EXCERPTED RECORDS >>
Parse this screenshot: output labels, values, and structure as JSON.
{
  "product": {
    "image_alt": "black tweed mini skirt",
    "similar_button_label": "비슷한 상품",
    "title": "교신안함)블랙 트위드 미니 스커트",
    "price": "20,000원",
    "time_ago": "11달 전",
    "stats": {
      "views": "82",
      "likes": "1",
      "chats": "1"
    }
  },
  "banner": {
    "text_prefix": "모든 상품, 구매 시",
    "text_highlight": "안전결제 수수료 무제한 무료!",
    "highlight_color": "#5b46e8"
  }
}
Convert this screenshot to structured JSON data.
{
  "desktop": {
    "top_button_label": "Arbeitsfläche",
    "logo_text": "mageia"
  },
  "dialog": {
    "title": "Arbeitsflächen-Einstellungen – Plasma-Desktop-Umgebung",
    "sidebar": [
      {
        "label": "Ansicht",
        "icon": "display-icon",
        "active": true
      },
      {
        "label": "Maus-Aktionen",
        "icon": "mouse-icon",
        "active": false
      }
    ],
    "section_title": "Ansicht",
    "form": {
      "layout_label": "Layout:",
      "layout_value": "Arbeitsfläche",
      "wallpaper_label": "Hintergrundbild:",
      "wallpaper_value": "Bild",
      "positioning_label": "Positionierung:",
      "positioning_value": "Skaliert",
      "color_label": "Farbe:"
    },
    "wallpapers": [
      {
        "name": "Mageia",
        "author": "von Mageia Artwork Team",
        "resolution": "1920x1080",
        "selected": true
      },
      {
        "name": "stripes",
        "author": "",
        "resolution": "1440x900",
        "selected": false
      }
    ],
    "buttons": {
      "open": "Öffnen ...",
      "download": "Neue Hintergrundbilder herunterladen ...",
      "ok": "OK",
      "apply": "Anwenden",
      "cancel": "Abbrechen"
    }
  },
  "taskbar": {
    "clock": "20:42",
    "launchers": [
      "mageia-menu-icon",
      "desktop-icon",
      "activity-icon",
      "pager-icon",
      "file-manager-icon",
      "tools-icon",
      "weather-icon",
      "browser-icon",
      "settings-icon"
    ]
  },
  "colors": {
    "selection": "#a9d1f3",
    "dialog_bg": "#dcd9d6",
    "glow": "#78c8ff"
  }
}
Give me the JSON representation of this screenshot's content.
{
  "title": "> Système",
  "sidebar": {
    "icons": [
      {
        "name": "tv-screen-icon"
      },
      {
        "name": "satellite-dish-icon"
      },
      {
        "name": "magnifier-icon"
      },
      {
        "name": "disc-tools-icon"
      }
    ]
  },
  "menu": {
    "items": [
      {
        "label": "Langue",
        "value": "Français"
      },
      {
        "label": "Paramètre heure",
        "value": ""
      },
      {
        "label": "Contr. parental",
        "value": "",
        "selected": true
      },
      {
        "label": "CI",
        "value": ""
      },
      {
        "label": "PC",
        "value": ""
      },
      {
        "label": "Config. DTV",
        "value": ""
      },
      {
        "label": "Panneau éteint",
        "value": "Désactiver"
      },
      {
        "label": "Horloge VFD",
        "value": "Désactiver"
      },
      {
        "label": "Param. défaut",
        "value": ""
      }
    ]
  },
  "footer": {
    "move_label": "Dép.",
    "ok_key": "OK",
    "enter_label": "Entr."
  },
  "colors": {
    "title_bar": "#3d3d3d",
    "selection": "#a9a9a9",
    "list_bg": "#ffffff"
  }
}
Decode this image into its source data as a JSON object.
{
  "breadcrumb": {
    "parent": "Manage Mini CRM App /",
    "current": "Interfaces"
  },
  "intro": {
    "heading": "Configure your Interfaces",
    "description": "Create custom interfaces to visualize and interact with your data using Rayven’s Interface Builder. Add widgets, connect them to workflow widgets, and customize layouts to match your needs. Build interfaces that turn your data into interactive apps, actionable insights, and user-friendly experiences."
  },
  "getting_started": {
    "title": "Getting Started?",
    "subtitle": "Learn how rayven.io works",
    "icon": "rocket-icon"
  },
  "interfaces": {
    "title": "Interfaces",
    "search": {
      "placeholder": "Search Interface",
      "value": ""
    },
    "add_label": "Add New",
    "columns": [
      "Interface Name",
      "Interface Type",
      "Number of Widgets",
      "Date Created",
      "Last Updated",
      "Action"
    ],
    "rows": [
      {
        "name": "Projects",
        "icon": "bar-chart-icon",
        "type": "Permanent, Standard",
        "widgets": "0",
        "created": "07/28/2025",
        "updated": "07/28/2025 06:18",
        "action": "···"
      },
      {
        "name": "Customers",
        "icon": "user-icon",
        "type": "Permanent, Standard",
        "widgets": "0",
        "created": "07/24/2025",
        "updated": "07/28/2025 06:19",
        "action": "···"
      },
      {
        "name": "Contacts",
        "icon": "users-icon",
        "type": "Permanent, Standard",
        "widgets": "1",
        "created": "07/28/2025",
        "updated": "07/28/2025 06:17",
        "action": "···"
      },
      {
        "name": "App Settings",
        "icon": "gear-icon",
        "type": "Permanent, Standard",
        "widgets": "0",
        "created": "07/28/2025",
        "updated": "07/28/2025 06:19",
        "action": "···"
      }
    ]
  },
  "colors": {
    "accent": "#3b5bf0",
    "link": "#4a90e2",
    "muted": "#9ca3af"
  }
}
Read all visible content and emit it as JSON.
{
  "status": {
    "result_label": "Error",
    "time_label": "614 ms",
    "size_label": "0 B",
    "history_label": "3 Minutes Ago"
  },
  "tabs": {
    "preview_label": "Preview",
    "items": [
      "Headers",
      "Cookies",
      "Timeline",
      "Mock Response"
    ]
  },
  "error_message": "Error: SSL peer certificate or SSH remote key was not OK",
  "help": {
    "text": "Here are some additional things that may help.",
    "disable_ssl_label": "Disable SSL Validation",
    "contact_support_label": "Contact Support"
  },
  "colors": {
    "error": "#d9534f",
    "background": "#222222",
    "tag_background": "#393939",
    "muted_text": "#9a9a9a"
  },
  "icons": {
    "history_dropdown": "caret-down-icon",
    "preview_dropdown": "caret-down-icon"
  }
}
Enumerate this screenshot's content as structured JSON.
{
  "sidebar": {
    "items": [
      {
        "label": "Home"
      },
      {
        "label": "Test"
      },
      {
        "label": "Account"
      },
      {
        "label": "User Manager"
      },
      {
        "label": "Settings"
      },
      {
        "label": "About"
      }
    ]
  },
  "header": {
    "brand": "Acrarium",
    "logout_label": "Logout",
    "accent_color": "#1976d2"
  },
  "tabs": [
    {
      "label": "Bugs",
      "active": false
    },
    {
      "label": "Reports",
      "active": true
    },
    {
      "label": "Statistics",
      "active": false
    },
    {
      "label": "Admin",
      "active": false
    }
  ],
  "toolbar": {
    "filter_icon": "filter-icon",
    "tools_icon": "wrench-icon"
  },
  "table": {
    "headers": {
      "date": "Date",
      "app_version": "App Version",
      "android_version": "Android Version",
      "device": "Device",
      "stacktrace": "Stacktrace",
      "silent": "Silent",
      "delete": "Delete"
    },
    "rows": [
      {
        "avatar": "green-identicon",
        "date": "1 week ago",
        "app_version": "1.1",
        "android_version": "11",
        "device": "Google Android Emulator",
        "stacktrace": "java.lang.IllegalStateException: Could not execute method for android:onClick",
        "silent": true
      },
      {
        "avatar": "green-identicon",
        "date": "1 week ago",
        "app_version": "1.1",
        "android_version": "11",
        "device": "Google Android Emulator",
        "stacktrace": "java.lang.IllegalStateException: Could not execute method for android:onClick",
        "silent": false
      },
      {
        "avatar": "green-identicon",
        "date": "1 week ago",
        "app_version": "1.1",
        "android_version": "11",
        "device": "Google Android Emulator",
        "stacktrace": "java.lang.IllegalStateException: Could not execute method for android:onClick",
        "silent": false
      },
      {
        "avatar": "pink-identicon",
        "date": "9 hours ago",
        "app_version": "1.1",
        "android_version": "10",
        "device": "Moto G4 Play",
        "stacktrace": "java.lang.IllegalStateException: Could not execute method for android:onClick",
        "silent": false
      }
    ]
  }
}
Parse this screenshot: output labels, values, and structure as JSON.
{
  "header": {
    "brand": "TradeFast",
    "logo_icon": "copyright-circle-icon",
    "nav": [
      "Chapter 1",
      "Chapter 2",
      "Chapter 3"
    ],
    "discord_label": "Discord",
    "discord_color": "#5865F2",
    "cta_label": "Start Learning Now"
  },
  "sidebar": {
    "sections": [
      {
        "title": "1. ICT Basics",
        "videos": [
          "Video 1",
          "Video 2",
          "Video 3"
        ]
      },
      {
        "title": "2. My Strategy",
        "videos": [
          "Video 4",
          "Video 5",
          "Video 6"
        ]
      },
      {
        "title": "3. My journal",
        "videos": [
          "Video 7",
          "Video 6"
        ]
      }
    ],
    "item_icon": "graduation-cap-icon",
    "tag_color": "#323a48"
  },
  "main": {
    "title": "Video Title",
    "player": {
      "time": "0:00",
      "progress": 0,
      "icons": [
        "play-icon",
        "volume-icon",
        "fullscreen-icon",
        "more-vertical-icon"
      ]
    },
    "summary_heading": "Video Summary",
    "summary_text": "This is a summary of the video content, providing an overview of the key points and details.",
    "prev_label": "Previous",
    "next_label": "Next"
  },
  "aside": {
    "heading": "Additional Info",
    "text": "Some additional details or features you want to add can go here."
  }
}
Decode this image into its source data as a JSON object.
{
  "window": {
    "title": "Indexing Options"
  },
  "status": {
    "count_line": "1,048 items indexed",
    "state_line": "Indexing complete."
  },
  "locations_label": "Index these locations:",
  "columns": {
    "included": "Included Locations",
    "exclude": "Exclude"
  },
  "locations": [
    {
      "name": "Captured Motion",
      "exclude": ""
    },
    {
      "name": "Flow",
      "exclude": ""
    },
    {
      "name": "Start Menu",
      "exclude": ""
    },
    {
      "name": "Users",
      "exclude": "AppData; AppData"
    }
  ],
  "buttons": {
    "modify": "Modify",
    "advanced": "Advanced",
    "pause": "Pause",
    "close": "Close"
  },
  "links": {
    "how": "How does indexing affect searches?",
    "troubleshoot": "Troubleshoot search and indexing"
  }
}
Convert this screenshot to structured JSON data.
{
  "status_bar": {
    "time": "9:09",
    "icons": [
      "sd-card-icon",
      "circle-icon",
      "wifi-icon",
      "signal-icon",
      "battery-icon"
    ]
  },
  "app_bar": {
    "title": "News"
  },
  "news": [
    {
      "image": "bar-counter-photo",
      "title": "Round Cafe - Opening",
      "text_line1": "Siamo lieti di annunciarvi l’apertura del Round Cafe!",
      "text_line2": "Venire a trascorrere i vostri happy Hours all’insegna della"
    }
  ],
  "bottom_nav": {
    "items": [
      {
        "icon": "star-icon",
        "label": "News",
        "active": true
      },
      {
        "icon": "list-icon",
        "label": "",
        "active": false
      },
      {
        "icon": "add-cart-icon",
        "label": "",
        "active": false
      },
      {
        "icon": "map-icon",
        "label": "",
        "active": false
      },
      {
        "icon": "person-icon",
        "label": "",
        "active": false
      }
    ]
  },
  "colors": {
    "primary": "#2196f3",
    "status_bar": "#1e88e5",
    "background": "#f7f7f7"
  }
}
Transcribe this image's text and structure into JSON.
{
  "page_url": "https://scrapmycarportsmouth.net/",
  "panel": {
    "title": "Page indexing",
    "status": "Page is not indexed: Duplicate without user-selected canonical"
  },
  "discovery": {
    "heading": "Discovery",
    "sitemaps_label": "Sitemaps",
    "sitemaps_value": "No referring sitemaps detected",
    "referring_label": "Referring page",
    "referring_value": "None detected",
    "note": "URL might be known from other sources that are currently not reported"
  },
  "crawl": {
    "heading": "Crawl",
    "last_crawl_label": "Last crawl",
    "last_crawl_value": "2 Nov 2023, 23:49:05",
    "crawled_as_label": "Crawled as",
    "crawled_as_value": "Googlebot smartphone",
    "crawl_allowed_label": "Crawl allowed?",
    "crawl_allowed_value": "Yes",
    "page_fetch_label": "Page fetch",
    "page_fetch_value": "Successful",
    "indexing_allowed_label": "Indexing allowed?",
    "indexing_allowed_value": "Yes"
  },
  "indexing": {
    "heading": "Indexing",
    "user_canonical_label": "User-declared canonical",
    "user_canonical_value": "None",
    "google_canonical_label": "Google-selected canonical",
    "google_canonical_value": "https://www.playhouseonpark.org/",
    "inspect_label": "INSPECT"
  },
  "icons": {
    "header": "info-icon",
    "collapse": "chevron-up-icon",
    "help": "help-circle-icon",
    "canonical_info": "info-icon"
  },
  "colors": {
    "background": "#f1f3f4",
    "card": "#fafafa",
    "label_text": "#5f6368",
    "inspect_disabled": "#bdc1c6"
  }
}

OBJECTIVE >> Out of the material above, select every line that holds the string "author".

FINISHED ANSWER >>
        "author": "von Mageia Artwork Team",
        "author": "",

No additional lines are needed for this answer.